# Data to process
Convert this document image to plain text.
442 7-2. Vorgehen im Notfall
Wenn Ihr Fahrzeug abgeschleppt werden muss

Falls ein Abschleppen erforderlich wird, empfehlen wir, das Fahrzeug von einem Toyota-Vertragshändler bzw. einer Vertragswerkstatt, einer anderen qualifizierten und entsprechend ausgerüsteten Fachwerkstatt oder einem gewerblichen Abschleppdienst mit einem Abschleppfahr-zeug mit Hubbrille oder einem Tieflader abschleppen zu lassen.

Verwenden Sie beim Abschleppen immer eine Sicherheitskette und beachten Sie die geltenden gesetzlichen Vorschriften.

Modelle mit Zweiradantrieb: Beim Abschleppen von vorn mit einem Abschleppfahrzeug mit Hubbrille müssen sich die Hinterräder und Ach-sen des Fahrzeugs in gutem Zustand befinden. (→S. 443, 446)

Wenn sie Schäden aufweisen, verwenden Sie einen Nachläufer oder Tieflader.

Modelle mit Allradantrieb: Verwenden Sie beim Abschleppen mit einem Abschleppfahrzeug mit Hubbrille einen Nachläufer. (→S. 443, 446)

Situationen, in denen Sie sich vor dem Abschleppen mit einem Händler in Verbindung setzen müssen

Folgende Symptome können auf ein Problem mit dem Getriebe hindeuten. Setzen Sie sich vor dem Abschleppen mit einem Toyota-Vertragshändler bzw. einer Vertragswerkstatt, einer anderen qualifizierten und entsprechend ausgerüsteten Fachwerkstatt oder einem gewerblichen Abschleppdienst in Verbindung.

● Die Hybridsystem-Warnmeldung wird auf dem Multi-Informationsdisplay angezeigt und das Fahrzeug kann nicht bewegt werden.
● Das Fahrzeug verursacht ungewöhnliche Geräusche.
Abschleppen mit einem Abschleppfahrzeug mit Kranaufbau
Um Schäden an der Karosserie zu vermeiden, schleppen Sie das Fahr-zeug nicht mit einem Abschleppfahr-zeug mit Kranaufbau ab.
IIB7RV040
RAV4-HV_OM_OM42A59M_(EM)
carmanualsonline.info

# What needs to be done
Each line above that holds the string "Nachläufer" should be copied and shown.

# Result for this task
Wenn sie Schäden aufweisen, verwenden Sie einen Nachläufer oder Tieflader.
Modelle mit Allradantrieb: Verwenden Sie beim Abschleppen mit einem Abschleppfahrzeug mit Hubbrille einen Nachläufer. (→S. 443, 446)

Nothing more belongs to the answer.